Task prompt - Extract and reproduce the rows in the section that opens with the line containing "localize all elements." and closes with the line containing "post-text-body: სასკოლო ფორმები", both of those lines included. Leave the pictures out of your answer.
▼
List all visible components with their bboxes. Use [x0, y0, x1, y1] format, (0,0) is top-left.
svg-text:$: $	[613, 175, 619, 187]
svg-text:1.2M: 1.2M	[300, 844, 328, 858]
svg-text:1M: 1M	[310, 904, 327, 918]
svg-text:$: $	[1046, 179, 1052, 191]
▲
▼
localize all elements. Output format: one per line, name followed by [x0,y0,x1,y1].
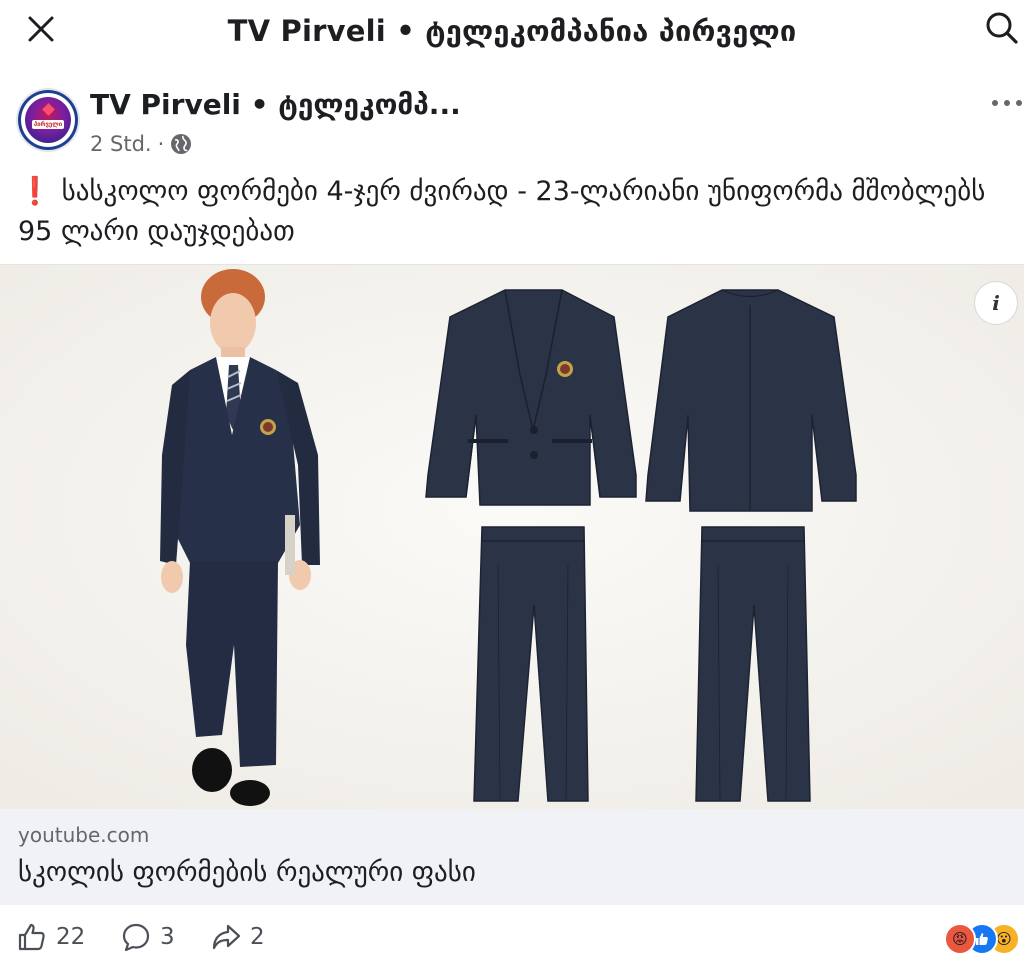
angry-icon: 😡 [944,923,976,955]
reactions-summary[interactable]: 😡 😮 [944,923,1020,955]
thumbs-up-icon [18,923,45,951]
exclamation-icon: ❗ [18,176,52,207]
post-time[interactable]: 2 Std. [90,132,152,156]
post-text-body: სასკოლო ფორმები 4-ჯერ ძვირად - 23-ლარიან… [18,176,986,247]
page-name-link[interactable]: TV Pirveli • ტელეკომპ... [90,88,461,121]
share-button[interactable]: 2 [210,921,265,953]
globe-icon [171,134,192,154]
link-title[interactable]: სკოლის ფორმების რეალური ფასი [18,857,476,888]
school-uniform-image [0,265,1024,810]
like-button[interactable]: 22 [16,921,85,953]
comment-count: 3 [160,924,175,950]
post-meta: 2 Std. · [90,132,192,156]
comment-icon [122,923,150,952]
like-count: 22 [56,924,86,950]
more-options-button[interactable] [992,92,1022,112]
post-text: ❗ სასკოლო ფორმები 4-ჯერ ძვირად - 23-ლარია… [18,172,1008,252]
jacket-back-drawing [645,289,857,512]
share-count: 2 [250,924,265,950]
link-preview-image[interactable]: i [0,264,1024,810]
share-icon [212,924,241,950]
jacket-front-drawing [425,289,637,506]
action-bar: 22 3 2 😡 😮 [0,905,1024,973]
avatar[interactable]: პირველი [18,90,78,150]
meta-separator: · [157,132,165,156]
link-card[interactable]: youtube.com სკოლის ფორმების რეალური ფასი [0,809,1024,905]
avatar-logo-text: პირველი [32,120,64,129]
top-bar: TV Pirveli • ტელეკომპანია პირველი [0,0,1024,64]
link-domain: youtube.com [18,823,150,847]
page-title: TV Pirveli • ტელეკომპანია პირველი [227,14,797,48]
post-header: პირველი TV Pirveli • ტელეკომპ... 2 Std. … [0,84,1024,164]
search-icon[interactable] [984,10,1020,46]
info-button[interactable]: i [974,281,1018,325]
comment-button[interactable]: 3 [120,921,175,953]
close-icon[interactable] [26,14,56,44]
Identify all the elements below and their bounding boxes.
▲
Output -
localize all elements. Output format: one per line, name followed by [x0,y0,x1,y1].
angry-icon: 😡 [944,923,976,955]
reactions-summary[interactable]: 😡 😮 [944,923,1020,955]
thumbs-up-icon [18,923,45,951]
exclamation-icon: ❗ [18,176,52,207]
post-time[interactable]: 2 Std. [90,132,152,156]
post-text-body: სასკოლო ფორმები 4-ჯერ ძვირად - 23-ლარიან… [18,176,986,247]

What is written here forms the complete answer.